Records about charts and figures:
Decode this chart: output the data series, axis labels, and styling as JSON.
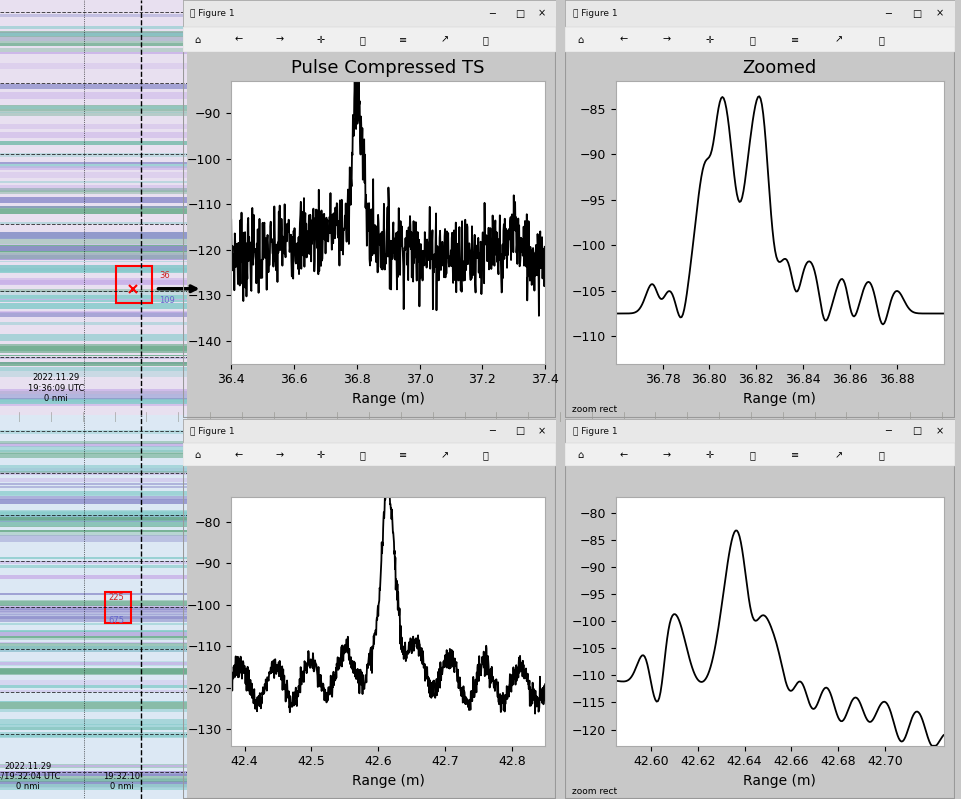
{
  "plot1": {
    "title": "Pulse Compressed TS",
    "xlabel": "Range (m)",
    "xlim": [
      36.4,
      37.4
    ],
    "ylim": [
      -145,
      -83
    ],
    "yticks": [
      -90,
      -100,
      -110,
      -120,
      -130,
      -140
    ],
    "xticks": [
      36.4,
      36.6,
      36.8,
      37.0,
      37.2,
      37.4
    ],
    "peak_x": 36.8,
    "peak_y": -86.5
  },
  "plot2": {
    "title": "Zoomed",
    "xlabel": "Range (m)",
    "xlim": [
      36.76,
      36.9
    ],
    "ylim": [
      -113,
      -82
    ],
    "yticks": [
      -85,
      -90,
      -95,
      -100,
      -105,
      -110
    ],
    "xticks": [
      36.78,
      36.8,
      36.82,
      36.84,
      36.86,
      36.88
    ],
    "peak_x": 36.806,
    "peak_y": -84.5
  },
  "plot3": {
    "title": "",
    "xlabel": "Range (m)",
    "xlim": [
      42.38,
      42.85
    ],
    "ylim": [
      -134,
      -74
    ],
    "yticks": [
      -80,
      -90,
      -100,
      -110,
      -120,
      -130
    ],
    "xticks": [
      42.4,
      42.5,
      42.6,
      42.7,
      42.8
    ],
    "peak_x": 42.615,
    "peak_y": -78.5
  },
  "plot4": {
    "title": "",
    "xlabel": "Range (m)",
    "xlim": [
      42.585,
      42.725
    ],
    "ylim": [
      -123,
      -77
    ],
    "yticks": [
      -80,
      -85,
      -90,
      -95,
      -100,
      -105,
      -110,
      -115,
      -120
    ],
    "xticks": [
      42.6,
      42.62,
      42.64,
      42.66,
      42.68,
      42.7
    ],
    "peak_x": 42.637,
    "peak_y": -79.2
  },
  "window_bg": "#f0f0f0",
  "plot_bg": "#ffffff",
  "line_color": "#000000",
  "desktop_bg": "#c8c8c8",
  "sonar_top_bg": "#d8d0e8",
  "sonar_bot_bg": "#dce4f0"
}
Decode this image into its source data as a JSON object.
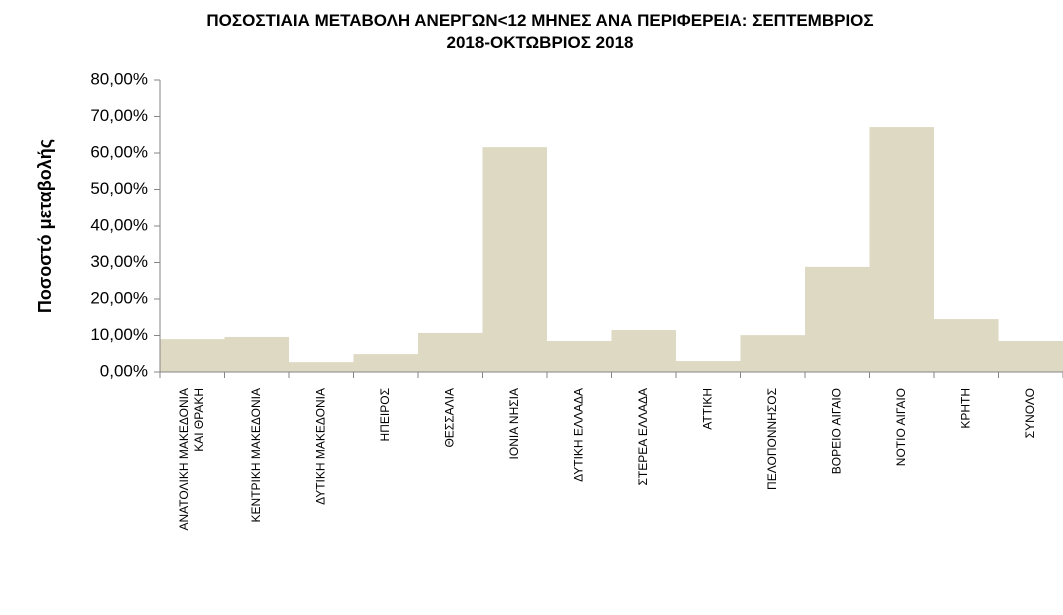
{
  "chart_data": {
    "type": "bar",
    "title": "ΠΟΣΟΣΤΙΑΙΑ ΜΕΤΑΒΟΛΗ  ΑΝΕΡΓΩΝ<12 ΜΗΝΕΣ ΑΝΑ ΠΕΡΙΦΕΡΕΙΑ: ΣΕΠΤΕΜΒΡΙΟΣ 2018-ΟΚΤΩΒΡΙΟΣ 2018",
    "y_label": "Ποσοστό μεταβολής",
    "categories": [
      "ΑΝΑΤΟΛΙΚΗ ΜΑΚΕΔΟΝΙΑ ΚΑΙ ΘΡΑΚΗ",
      "ΚΕΝΤΡΙΚΗ ΜΑΚΕΔΟΝΙΑ",
      "ΔΥΤΙΚΗ ΜΑΚΕΔΟΝΙΑ",
      "ΗΠΕΙΡΟΣ",
      "ΘΕΣΣΑΛΙΑ",
      "ΙΟΝΙΑ ΝΗΣΙΑ",
      "ΔΥΤΙΚΗ ΕΛΛΑΔΑ",
      "ΣΤΕΡΕΑ ΕΛΛΑΔΑ",
      "ΑΤΤΙΚΗ",
      "ΠΕΛΟΠΟΝΝΗΣΟΣ",
      "ΒΟΡΕΙΟ ΑΙΓΑΙΟ",
      "ΝΟΤΙΟ ΑΙΓΑΙΟ",
      "ΚΡΗΤΗ",
      "ΣΥΝΟΛΟ"
    ],
    "values": [
      9.0,
      9.6,
      2.7,
      4.9,
      10.7,
      61.6,
      8.5,
      11.5,
      3.0,
      10.1,
      28.8,
      67.1,
      14.5,
      8.5
    ],
    "color": "#ddd9c3",
    "ylim": [
      0,
      80
    ],
    "yticks": [
      {
        "value": 0,
        "label": "0,00%"
      },
      {
        "value": 10,
        "label": "10,00%"
      },
      {
        "value": 20,
        "label": "20,00%"
      },
      {
        "value": 30,
        "label": "30,00%"
      },
      {
        "value": 40,
        "label": "40,00%"
      },
      {
        "value": 50,
        "label": "50,00%"
      },
      {
        "value": 60,
        "label": "60,00%"
      },
      {
        "value": 70,
        "label": "70,00%"
      },
      {
        "value": 80,
        "label": "80,00%"
      }
    ],
    "grid": false
  }
}
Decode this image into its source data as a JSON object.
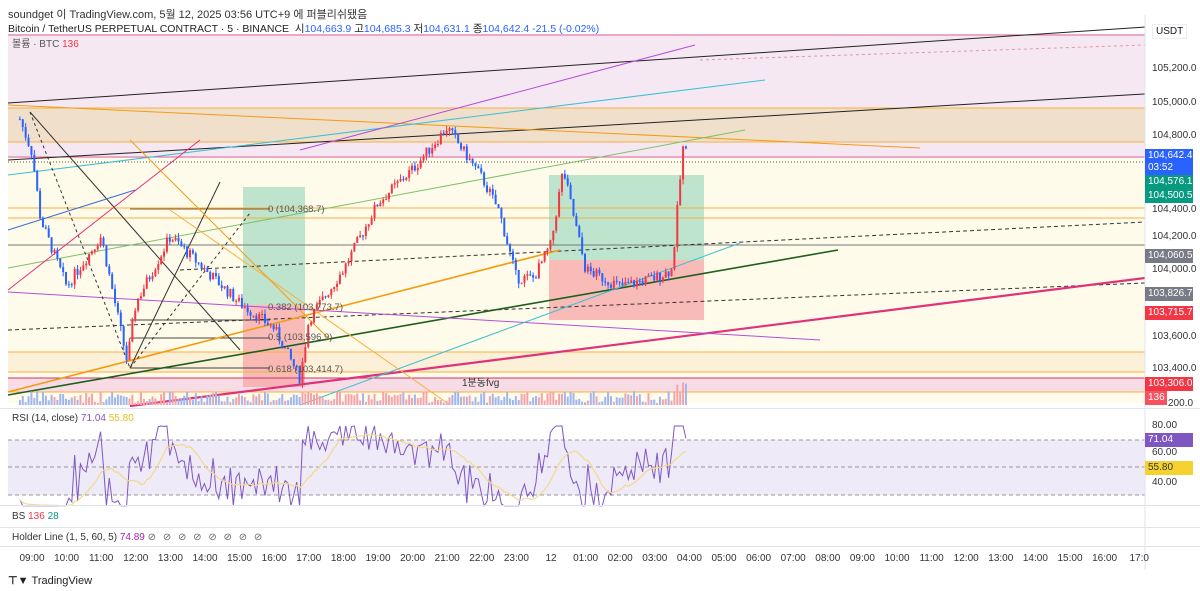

What is being asked =
Strip out the images, then output the records above word for word.

Solution to the problem =
Decode this chart: output the data series, axis labels, and styling as JSON.
{
  "plot1": {
    "title": "Pulse Compressed TS",
    "xlabel": "Range (m)",
    "xlim": [
      36.4,
      37.4
    ],
    "ylim": [
      -145,
      -83
    ],
    "yticks": [
      -90,
      -100,
      -110,
      -120,
      -130,
      -140
    ],
    "xticks": [
      36.4,
      36.6,
      36.8,
      37.0,
      37.2,
      37.4
    ],
    "peak_x": 36.8,
    "peak_y": -86.5
  },
  "plot2": {
    "title": "Zoomed",
    "xlabel": "Range (m)",
    "xlim": [
      36.76,
      36.9
    ],
    "ylim": [
      -113,
      -82
    ],
    "yticks": [
      -85,
      -90,
      -95,
      -100,
      -105,
      -110
    ],
    "xticks": [
      36.78,
      36.8,
      36.82,
      36.84,
      36.86,
      36.88
    ],
    "peak_x": 36.806,
    "peak_y": -84.5
  },
  "plot3": {
    "title": "",
    "xlabel": "Range (m)",
    "xlim": [
      42.38,
      42.85
    ],
    "ylim": [
      -134,
      -74
    ],
    "yticks": [
      -80,
      -90,
      -100,
      -110,
      -120,
      -130
    ],
    "xticks": [
      42.4,
      42.5,
      42.6,
      42.7,
      42.8
    ],
    "peak_x": 42.615,
    "peak_y": -78.5
  },
  "plot4": {
    "title": "",
    "xlabel": "Range (m)",
    "xlim": [
      42.585,
      42.725
    ],
    "ylim": [
      -123,
      -77
    ],
    "yticks": [
      -80,
      -85,
      -90,
      -95,
      -100,
      -105,
      -110,
      -115,
      -120
    ],
    "xticks": [
      42.6,
      42.62,
      42.64,
      42.66,
      42.68,
      42.7
    ],
    "peak_x": 42.637,
    "peak_y": -79.2
  },
  "window_bg": "#f0f0f0",
  "plot_bg": "#ffffff",
  "line_color": "#000000",
  "desktop_bg": "#c8c8c8",
  "sonar_top_bg": "#d8d0e8",
  "sonar_bot_bg": "#dce4f0"
}
Decode this image into its source data as a JSON object.
{
  "chart_data": {
    "type": "bar",
    "title": "ΠΟΣΟΣΤΙΑΙΑ ΜΕΤΑΒΟΛΗ  ΑΝΕΡΓΩΝ<12 ΜΗΝΕΣ ΑΝΑ ΠΕΡΙΦΕΡΕΙΑ: ΣΕΠΤΕΜΒΡΙΟΣ 2018-ΟΚΤΩΒΡΙΟΣ 2018",
    "y_label": "Ποσοστό μεταβολής",
    "categories": [
      "ΑΝΑΤΟΛΙΚΗ ΜΑΚΕΔΟΝΙΑ ΚΑΙ ΘΡΑΚΗ",
      "ΚΕΝΤΡΙΚΗ ΜΑΚΕΔΟΝΙΑ",
      "ΔΥΤΙΚΗ ΜΑΚΕΔΟΝΙΑ",
      "ΗΠΕΙΡΟΣ",
      "ΘΕΣΣΑΛΙΑ",
      "ΙΟΝΙΑ ΝΗΣΙΑ",
      "ΔΥΤΙΚΗ ΕΛΛΑΔΑ",
      "ΣΤΕΡΕΑ ΕΛΛΑΔΑ",
      "ΑΤΤΙΚΗ",
      "ΠΕΛΟΠΟΝΝΗΣΟΣ",
      "ΒΟΡΕΙΟ ΑΙΓΑΙΟ",
      "ΝΟΤΙΟ ΑΙΓΑΙΟ",
      "ΚΡΗΤΗ",
      "ΣΥΝΟΛΟ"
    ],
    "values": [
      9.0,
      9.6,
      2.7,
      4.9,
      10.7,
      61.6,
      8.5,
      11.5,
      3.0,
      10.1,
      28.8,
      67.1,
      14.5,
      8.5
    ],
    "color": "#ddd9c3",
    "ylim": [
      0,
      80
    ],
    "yticks": [
      {
        "value": 0,
        "label": "0,00%"
      },
      {
        "value": 10,
        "label": "10,00%"
      },
      {
        "value": 20,
        "label": "20,00%"
      },
      {
        "value": 30,
        "label": "30,00%"
      },
      {
        "value": 40,
        "label": "40,00%"
      },
      {
        "value": 50,
        "label": "50,00%"
      },
      {
        "value": 60,
        "label": "60,00%"
      },
      {
        "value": 70,
        "label": "70,00%"
      },
      {
        "value": 80,
        "label": "80,00%"
      }
    ],
    "grid": false
  }
}
Decode this image into its source data as a JSON object.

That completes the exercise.